Stated exercise: In the records below, starting at the line that contains "staticText: 0.98 TB/1.02" and ending at the line that contains "button[interactable]: CPU [32, 367, 850, 472]", replace "Screen" with "Display" and reproduce only those lines, changing nothing else.

Supplied records:

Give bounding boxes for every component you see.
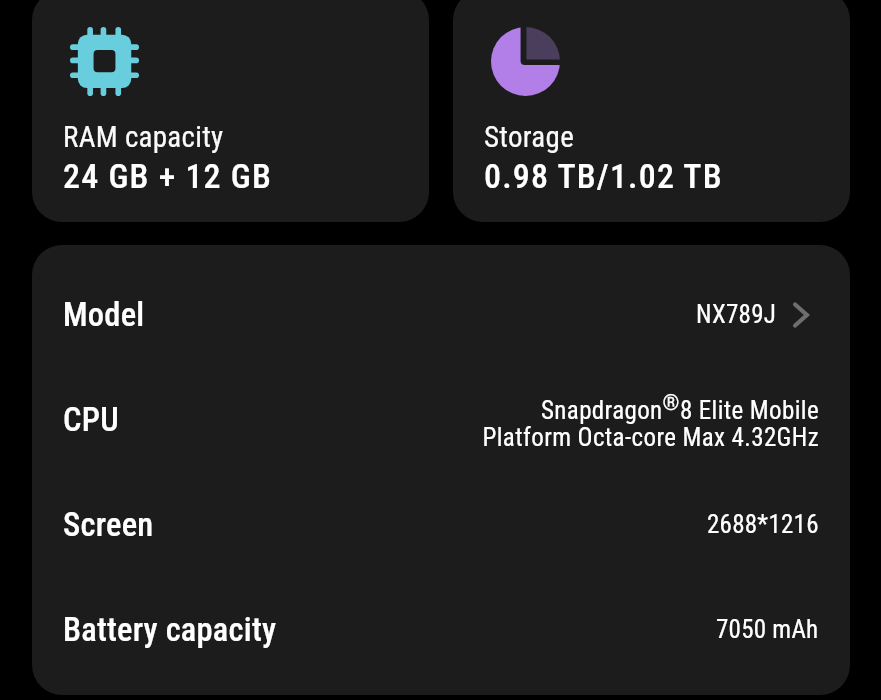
staticText: 0.98 TB/1.02 TB [484, 156, 723, 196]
staticText: CPU [63, 401, 119, 439]
button[interactable]: Model [32, 262, 850, 367]
button[interactable]: Screen [32, 472, 850, 577]
staticText: 7050 mAh [716, 615, 819, 644]
staticText: Snapdragon®8 Elite Mobile Platform Octa-… [479, 390, 819, 452]
button[interactable]: CPU [32, 367, 850, 472]
staticText: Screen [63, 506, 154, 544]
other: Model details [793, 299, 809, 331]
other: RAM [70, 27, 139, 96]
staticText: 24 GB + 12 GB [63, 156, 273, 196]
staticText: Storage [484, 120, 575, 154]
button[interactable]: Storage [453, 0, 850, 222]
staticText: 2688*1216 [707, 510, 819, 539]
button[interactable]: Battery capacity [32, 577, 850, 682]
button[interactable]: RAM [32, 0, 429, 222]
staticText: Model [63, 296, 145, 334]
other: Storage [491, 27, 560, 96]
staticText: Battery capacity [63, 611, 277, 649]
staticText: NX789J [696, 300, 777, 329]
staticText: RAM capacity [63, 120, 224, 154]
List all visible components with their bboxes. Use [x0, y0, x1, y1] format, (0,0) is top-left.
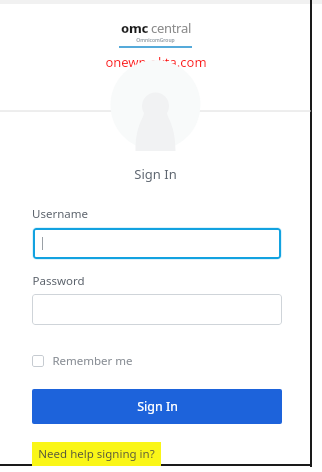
button[interactable]: Sign In: [32, 389, 282, 424]
button[interactable]: [32, 227, 282, 260]
staticText: OmnicomGroup: [136, 37, 175, 44]
staticText: onewp.okta.com: [105, 53, 207, 71]
staticText: Remember me: [52, 353, 133, 369]
staticText: Sign In: [134, 165, 177, 183]
staticText: Need help signing in?: [38, 446, 155, 462]
staticText: Sign In: [137, 398, 178, 415]
button[interactable]: Need help signing in?: [32, 442, 161, 466]
staticText: Username: [32, 206, 88, 222]
button[interactable]: Password field: [32, 294, 282, 325]
staticText: Password: [32, 273, 85, 289]
staticText: central: [151, 19, 191, 37]
button[interactable]: Remember me: [32, 351, 133, 371]
staticText: omc: [121, 19, 148, 37]
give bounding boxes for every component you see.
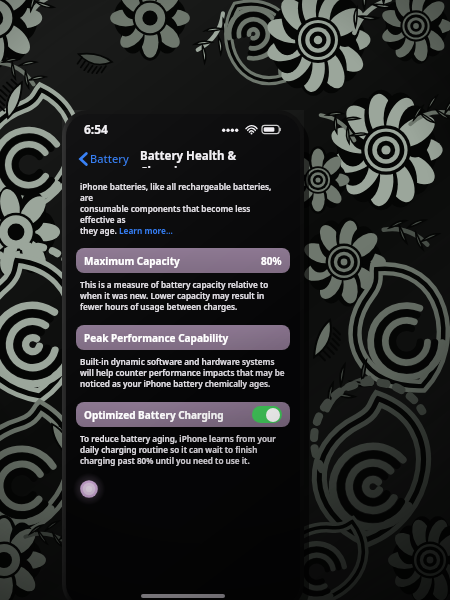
staticText: This is a measure of battery capacity re…: [80, 279, 286, 312]
button[interactable]: Optimized Battery Charging: [76, 402, 290, 427]
staticText: 80%: [261, 254, 282, 268]
staticText: Optimized Battery Charging: [84, 408, 224, 422]
button[interactable]: Peak Performance Capability: [76, 325, 290, 350]
button[interactable]: Maximum Capacity: [76, 248, 290, 273]
button[interactable]: Learn more...: [119, 225, 173, 236]
staticText: Battery Health & Charging: [140, 148, 289, 168]
staticText: Built-in dynamic software and hardware s…: [80, 356, 286, 389]
staticText: Learn more...: [119, 225, 173, 236]
staticText: Maximum Capacity: [84, 254, 180, 268]
staticText: Peak Performance Capability: [84, 331, 229, 345]
staticText: Battery: [90, 151, 129, 166]
staticText: consumable components that become less e…: [80, 203, 286, 225]
staticText: 6:54: [84, 121, 108, 137]
button[interactable]: Optimized Battery Charging toggle: [252, 406, 282, 423]
staticText: they age.: [80, 225, 119, 236]
button[interactable]: Battery: [77, 149, 131, 168]
staticText: To reduce battery aging, iPhone learns f…: [80, 433, 286, 466]
staticText: iPhone batteries, like all rechargeable …: [80, 181, 286, 203]
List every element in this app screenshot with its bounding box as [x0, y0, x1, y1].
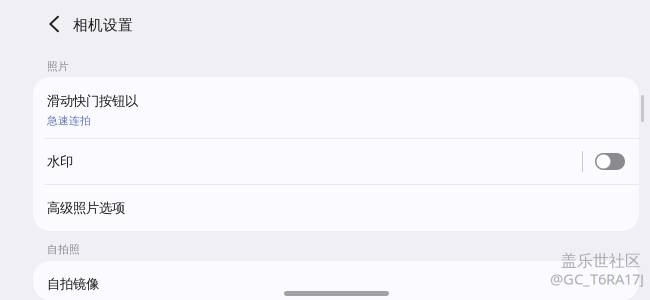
staticText: 自拍照 — [47, 243, 80, 256]
button[interactable]: 返回 — [39, 9, 69, 39]
button[interactable]: 高级照片选项 — [33, 185, 639, 231]
staticText: 高级照片选项 — [47, 200, 125, 216]
staticText: 自拍镜像 — [47, 276, 99, 292]
button[interactable]: 滑动快门按钮以 — [33, 77, 639, 138]
button[interactable]: 自拍镜像 — [33, 261, 639, 300]
staticText: 急速连拍 — [47, 114, 91, 127]
staticText: 滑动快门按钮以 — [47, 93, 138, 109]
staticText: 盖乐世社区 — [561, 251, 641, 271]
button[interactable]: 水印 — [33, 139, 639, 184]
staticText: 相机设置 — [73, 16, 133, 34]
staticText: @GC_T6RA17J — [550, 269, 644, 288]
staticText: 水印 — [47, 153, 73, 170]
staticText: 照片 — [47, 60, 69, 73]
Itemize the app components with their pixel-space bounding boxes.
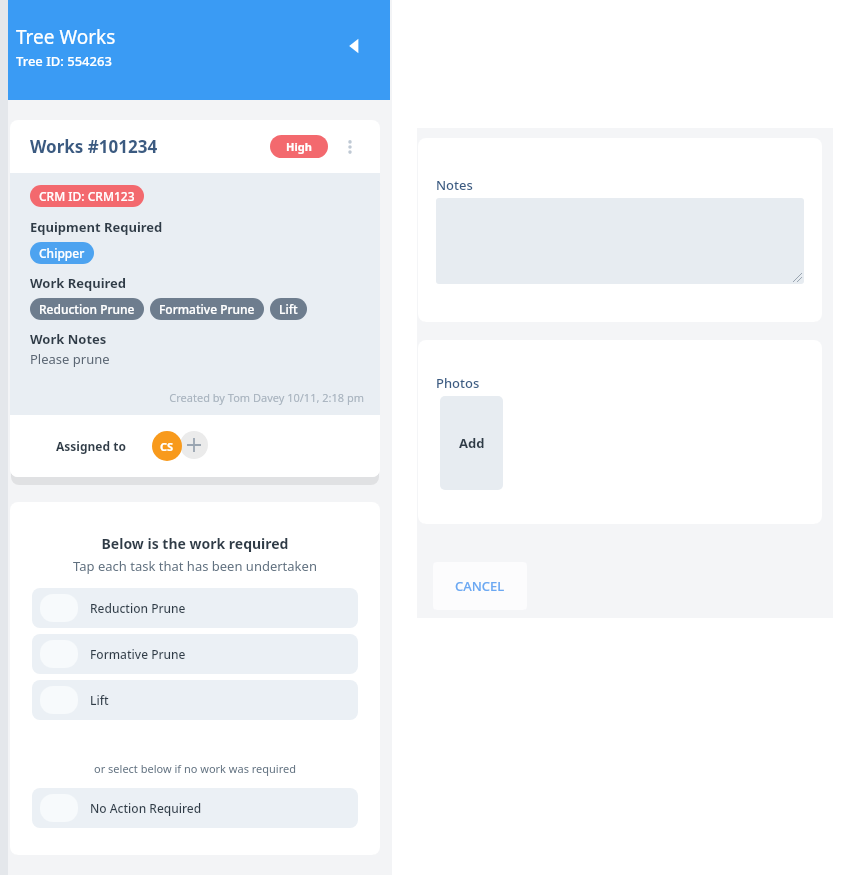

Answer below:
staticText: 0.98 TB/1.02 TB [484, 156, 723, 196]
staticText: CPU [63, 401, 119, 439]
button[interactable]: Model [32, 262, 850, 367]
button[interactable]: Display [32, 472, 850, 577]
staticText: 7050 mAh [716, 615, 819, 644]
staticText: Snapdragon®8 Elite Mobile Platform Octa-… [479, 390, 819, 452]
button[interactable]: CPU [32, 367, 850, 472]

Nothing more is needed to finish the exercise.